→ Set exercise:
Go through the entries and transcribe each one exactly, dropping the pictures.

— start Supplied data —

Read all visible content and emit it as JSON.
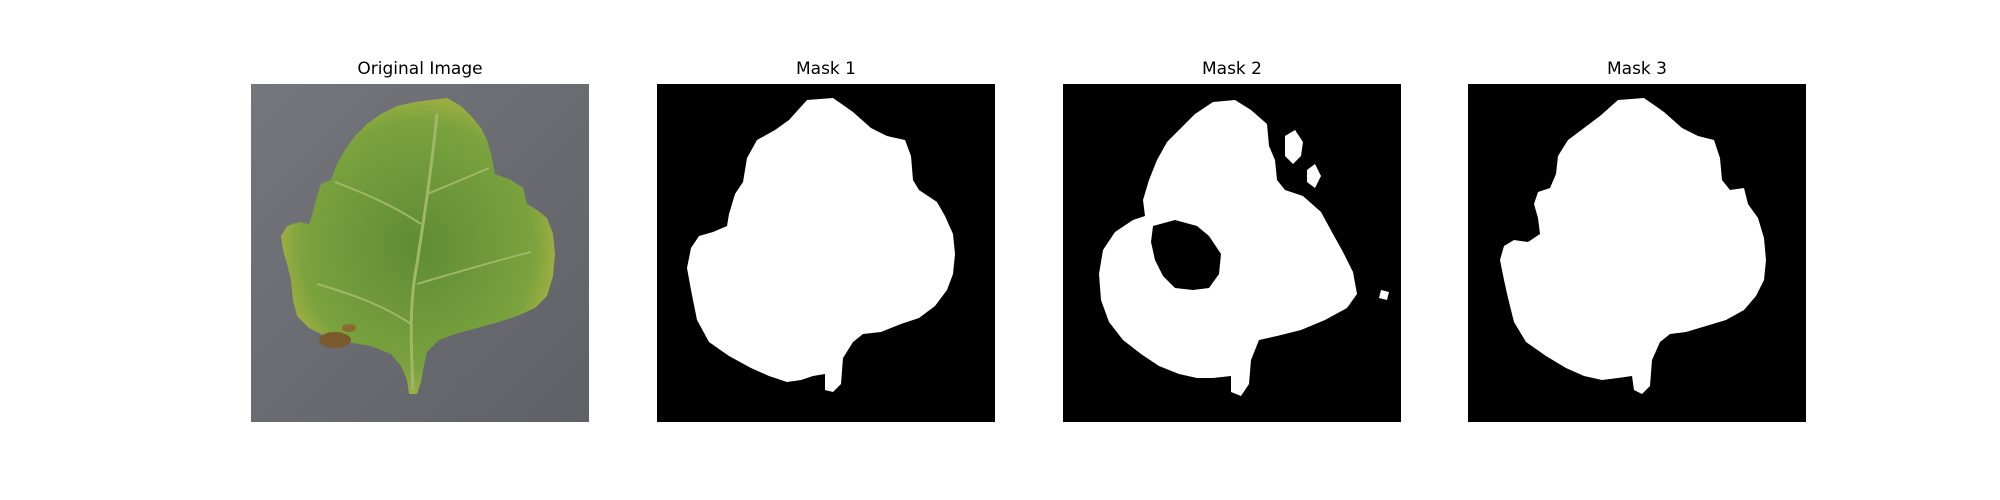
{
  "figure": {
    "panels": [
      {
        "title": "Original Image"
      },
      {
        "title": "Mask 1"
      },
      {
        "title": "Mask 2"
      },
      {
        "title": "Mask 3"
      }
    ]
  },
  "colors": {
    "background": "#ffffff",
    "mask_background": "#000000",
    "mask_foreground": "#ffffff",
    "photo_background": "#6d6e74",
    "leaf_green": "#6f9a3a",
    "leaf_yellow": "#c9c048",
    "leaf_vein": "#a6b870",
    "lesion_brown": "#7a5a2a"
  }
}
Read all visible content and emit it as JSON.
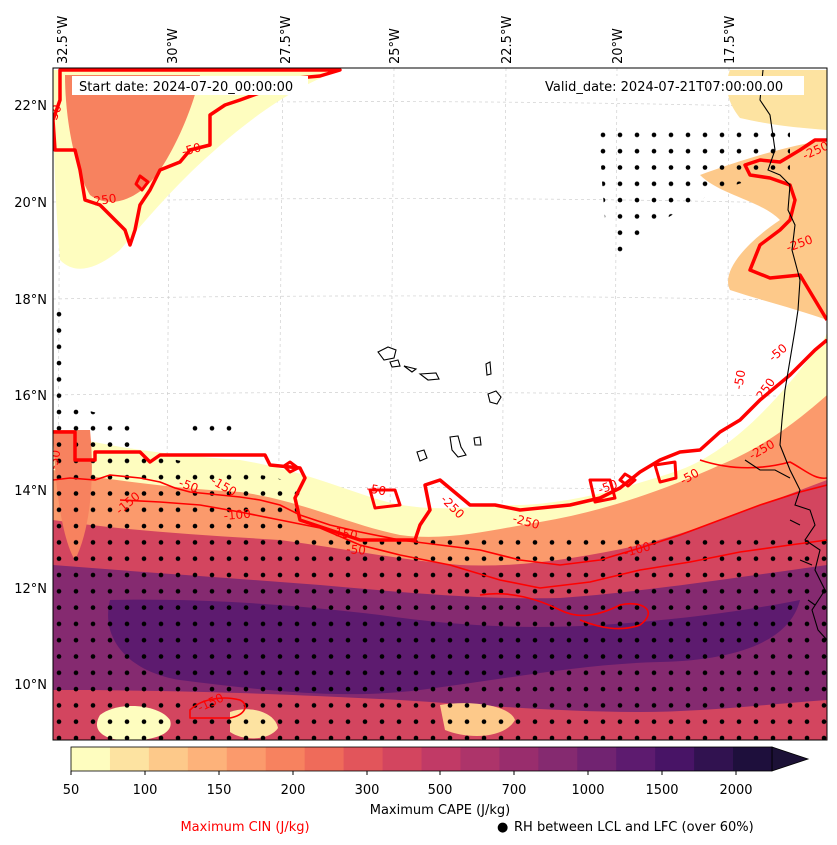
{
  "header": {
    "start_date": "Start date: 2024-07-20_00:00:00",
    "valid_date": "Valid_date: 2024-07-21T07:00:00.00"
  },
  "axes": {
    "lon_labels": [
      "32.5°W",
      "30°W",
      "27.5°W",
      "25°W",
      "22.5°W",
      "20°W",
      "17.5°W"
    ],
    "lat_labels": [
      "22°N",
      "20°N",
      "18°N",
      "16°N",
      "14°N",
      "12°N",
      "10°N"
    ]
  },
  "contour_labels": [
    "-50",
    "-250",
    "-50",
    "-250",
    "-150",
    "-50",
    "-100",
    "-150",
    "-50",
    "-250",
    "-50",
    "-250",
    "-150",
    "-100",
    "-50",
    "-50",
    "-250",
    "-250",
    "-50",
    "-50",
    "-250",
    "-150",
    "-50"
  ],
  "colorbar": {
    "ticks": [
      "50",
      "100",
      "150",
      "200",
      "300",
      "500",
      "700",
      "1000",
      "1500",
      "2000"
    ],
    "label": "Maximum CAPE (J/kg)",
    "colors": [
      "#fefdbf",
      "#fde3a1",
      "#fdc98a",
      "#fdb27a",
      "#fb9a6c",
      "#f7825f",
      "#ef6b5a",
      "#e2555b",
      "#d3455f",
      "#c13a66",
      "#ad346a",
      "#992d6d",
      "#852a70",
      "#712371",
      "#5d1b6f",
      "#481466",
      "#311250",
      "#1e0f3c"
    ],
    "extend_color": "#1c1136"
  },
  "legend": {
    "cin_label": "Maximum CIN (J/kg)",
    "cin_color": "#ff0000",
    "rh_marker": "●",
    "rh_label": "RH between LCL and LFC (over 60%)"
  }
}
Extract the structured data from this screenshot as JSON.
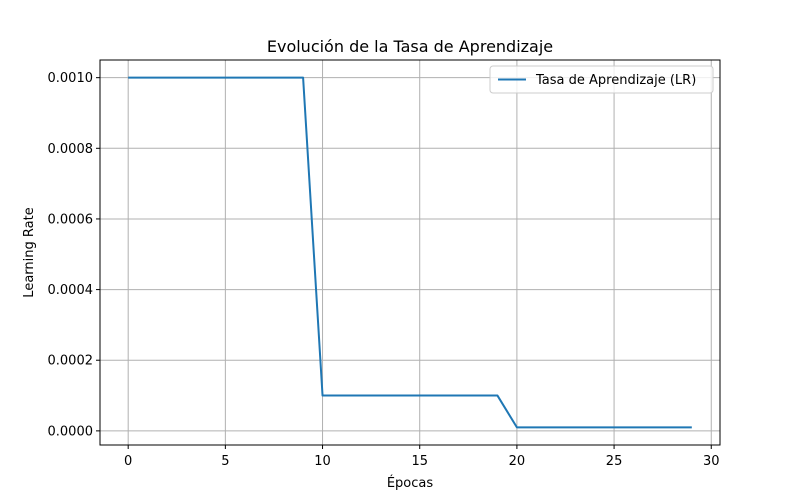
{
  "chart_data": {
    "type": "line",
    "title": "Evolución de la Tasa de Aprendizaje",
    "xlabel": "Épocas",
    "ylabel": "Learning Rate",
    "xlim": [
      -1.45,
      30.45
    ],
    "ylim": [
      -4e-05,
      0.00105
    ],
    "x_ticks": [
      0,
      5,
      10,
      15,
      20,
      25,
      30
    ],
    "y_ticks": [
      0.0,
      0.0002,
      0.0004,
      0.0006,
      0.0008,
      0.001
    ],
    "x_tick_labels": [
      "0",
      "5",
      "10",
      "15",
      "20",
      "25",
      "30"
    ],
    "y_tick_labels": [
      "0.0000",
      "0.0002",
      "0.0004",
      "0.0006",
      "0.0008",
      "0.0010"
    ],
    "grid": true,
    "legend_position": "top-right",
    "series": [
      {
        "name": "Tasa de Aprendizaje (LR)",
        "color": "#1f77b4",
        "x": [
          0,
          1,
          2,
          3,
          4,
          5,
          6,
          7,
          8,
          9,
          10,
          11,
          12,
          13,
          14,
          15,
          16,
          17,
          18,
          19,
          20,
          21,
          22,
          23,
          24,
          25,
          26,
          27,
          28,
          29
        ],
        "y": [
          0.001,
          0.001,
          0.001,
          0.001,
          0.001,
          0.001,
          0.001,
          0.001,
          0.001,
          0.001,
          0.0001,
          0.0001,
          0.0001,
          0.0001,
          0.0001,
          0.0001,
          0.0001,
          0.0001,
          0.0001,
          0.0001,
          1e-05,
          1e-05,
          1e-05,
          1e-05,
          1e-05,
          1e-05,
          1e-05,
          1e-05,
          1e-05,
          1e-05
        ]
      }
    ]
  }
}
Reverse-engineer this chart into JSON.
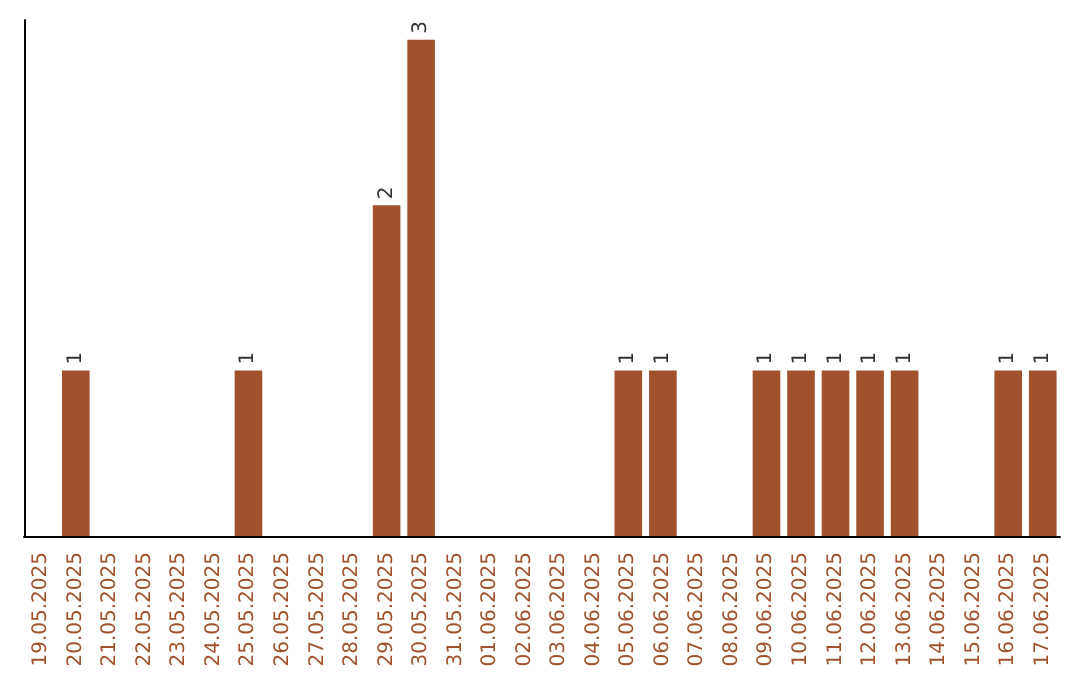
{
  "chart_data": {
    "type": "bar",
    "categories": [
      "19.05.2025",
      "20.05.2025",
      "21.05.2025",
      "22.05.2025",
      "23.05.2025",
      "24.05.2025",
      "25.05.2025",
      "26.05.2025",
      "27.05.2025",
      "28.05.2025",
      "29.05.2025",
      "30.05.2025",
      "31.05.2025",
      "01.06.2025",
      "02.06.2025",
      "03.06.2025",
      "04.06.2025",
      "05.06.2025",
      "06.06.2025",
      "07.06.2025",
      "08.06.2025",
      "09.06.2025",
      "10.06.2025",
      "11.06.2025",
      "12.06.2025",
      "13.06.2025",
      "14.06.2025",
      "15.06.2025",
      "16.06.2025",
      "17.06.2025"
    ],
    "values": [
      null,
      1,
      null,
      null,
      null,
      null,
      1,
      null,
      null,
      null,
      2,
      3,
      null,
      null,
      null,
      null,
      null,
      1,
      1,
      null,
      null,
      1,
      1,
      1,
      1,
      1,
      null,
      null,
      1,
      1
    ],
    "color": "#a0522d",
    "data_labels": true,
    "tick_labels": "x"
  }
}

— end Supplied data —

→ Result:
Read all visible content and emit it as JSON.
{
  "figure": {
    "panels": [
      {
        "title": "Original Image"
      },
      {
        "title": "Mask 1"
      },
      {
        "title": "Mask 2"
      },
      {
        "title": "Mask 3"
      }
    ]
  },
  "colors": {
    "background": "#ffffff",
    "mask_background": "#000000",
    "mask_foreground": "#ffffff",
    "photo_background": "#6d6e74",
    "leaf_green": "#6f9a3a",
    "leaf_yellow": "#c9c048",
    "leaf_vein": "#a6b870",
    "lesion_brown": "#7a5a2a"
  }
}
Read all visible content and emit it as JSON.
{
  "header": {
    "start_date": "Start date: 2024-07-20_00:00:00",
    "valid_date": "Valid_date: 2024-07-21T07:00:00.00"
  },
  "axes": {
    "lon_labels": [
      "32.5°W",
      "30°W",
      "27.5°W",
      "25°W",
      "22.5°W",
      "20°W",
      "17.5°W"
    ],
    "lat_labels": [
      "22°N",
      "20°N",
      "18°N",
      "16°N",
      "14°N",
      "12°N",
      "10°N"
    ]
  },
  "contour_labels": [
    "-50",
    "-250",
    "-50",
    "-250",
    "-150",
    "-50",
    "-100",
    "-150",
    "-50",
    "-250",
    "-50",
    "-250",
    "-150",
    "-100",
    "-50",
    "-50",
    "-250",
    "-250",
    "-50",
    "-50",
    "-250",
    "-150",
    "-50"
  ],
  "colorbar": {
    "ticks": [
      "50",
      "100",
      "150",
      "200",
      "300",
      "500",
      "700",
      "1000",
      "1500",
      "2000"
    ],
    "label": "Maximum CAPE (J/kg)",
    "colors": [
      "#fefdbf",
      "#fde3a1",
      "#fdc98a",
      "#fdb27a",
      "#fb9a6c",
      "#f7825f",
      "#ef6b5a",
      "#e2555b",
      "#d3455f",
      "#c13a66",
      "#ad346a",
      "#992d6d",
      "#852a70",
      "#712371",
      "#5d1b6f",
      "#481466",
      "#311250",
      "#1e0f3c"
    ],
    "extend_color": "#1c1136"
  },
  "legend": {
    "cin_label": "Maximum CIN (J/kg)",
    "cin_color": "#ff0000",
    "rh_marker": "●",
    "rh_label": "RH between LCL and LFC (over 60%)"
  }
}
Extract the structured data from this screenshot as JSON.
{
  "chart_data": {
    "type": "line",
    "title": "Evolución de la Tasa de Aprendizaje",
    "xlabel": "Épocas",
    "ylabel": "Learning Rate",
    "xlim": [
      -1.45,
      30.45
    ],
    "ylim": [
      -4e-05,
      0.00105
    ],
    "x_ticks": [
      0,
      5,
      10,
      15,
      20,
      25,
      30
    ],
    "y_ticks": [
      0.0,
      0.0002,
      0.0004,
      0.0006,
      0.0008,
      0.001
    ],
    "x_tick_labels": [
      "0",
      "5",
      "10",
      "15",
      "20",
      "25",
      "30"
    ],
    "y_tick_labels": [
      "0.0000",
      "0.0002",
      "0.0004",
      "0.0006",
      "0.0008",
      "0.0010"
    ],
    "grid": true,
    "legend_position": "top-right",
    "series": [
      {
        "name": "Tasa de Aprendizaje (LR)",
        "color": "#1f77b4",
        "x": [
          0,
          1,
          2,
          3,
          4,
          5,
          6,
          7,
          8,
          9,
          10,
          11,
          12,
          13,
          14,
          15,
          16,
          17,
          18,
          19,
          20,
          21,
          22,
          23,
          24,
          25,
          26,
          27,
          28,
          29
        ],
        "y": [
          0.001,
          0.001,
          0.001,
          0.001,
          0.001,
          0.001,
          0.001,
          0.001,
          0.001,
          0.001,
          0.0001,
          0.0001,
          0.0001,
          0.0001,
          0.0001,
          0.0001,
          0.0001,
          0.0001,
          0.0001,
          0.0001,
          1e-05,
          1e-05,
          1e-05,
          1e-05,
          1e-05,
          1e-05,
          1e-05,
          1e-05,
          1e-05,
          1e-05
        ]
      }
    ]
  }
}
Reverse-engineer this chart into JSON.
{
  "chart_data": {
    "type": "bar",
    "categories": [
      "19.05.2025",
      "20.05.2025",
      "21.05.2025",
      "22.05.2025",
      "23.05.2025",
      "24.05.2025",
      "25.05.2025",
      "26.05.2025",
      "27.05.2025",
      "28.05.2025",
      "29.05.2025",
      "30.05.2025",
      "31.05.2025",
      "01.06.2025",
      "02.06.2025",
      "03.06.2025",
      "04.06.2025",
      "05.06.2025",
      "06.06.2025",
      "07.06.2025",
      "08.06.2025",
      "09.06.2025",
      "10.06.2025",
      "11.06.2025",
      "12.06.2025",
      "13.06.2025",
      "14.06.2025",
      "15.06.2025",
      "16.06.2025",
      "17.06.2025"
    ],
    "values": [
      null,
      1,
      null,
      null,
      null,
      null,
      1,
      null,
      null,
      null,
      2,
      3,
      null,
      null,
      null,
      null,
      null,
      1,
      1,
      null,
      null,
      1,
      1,
      1,
      1,
      1,
      null,
      null,
      1,
      1
    ],
    "color": "#a0522d",
    "data_labels": true,
    "tick_labels": "x"
  }
}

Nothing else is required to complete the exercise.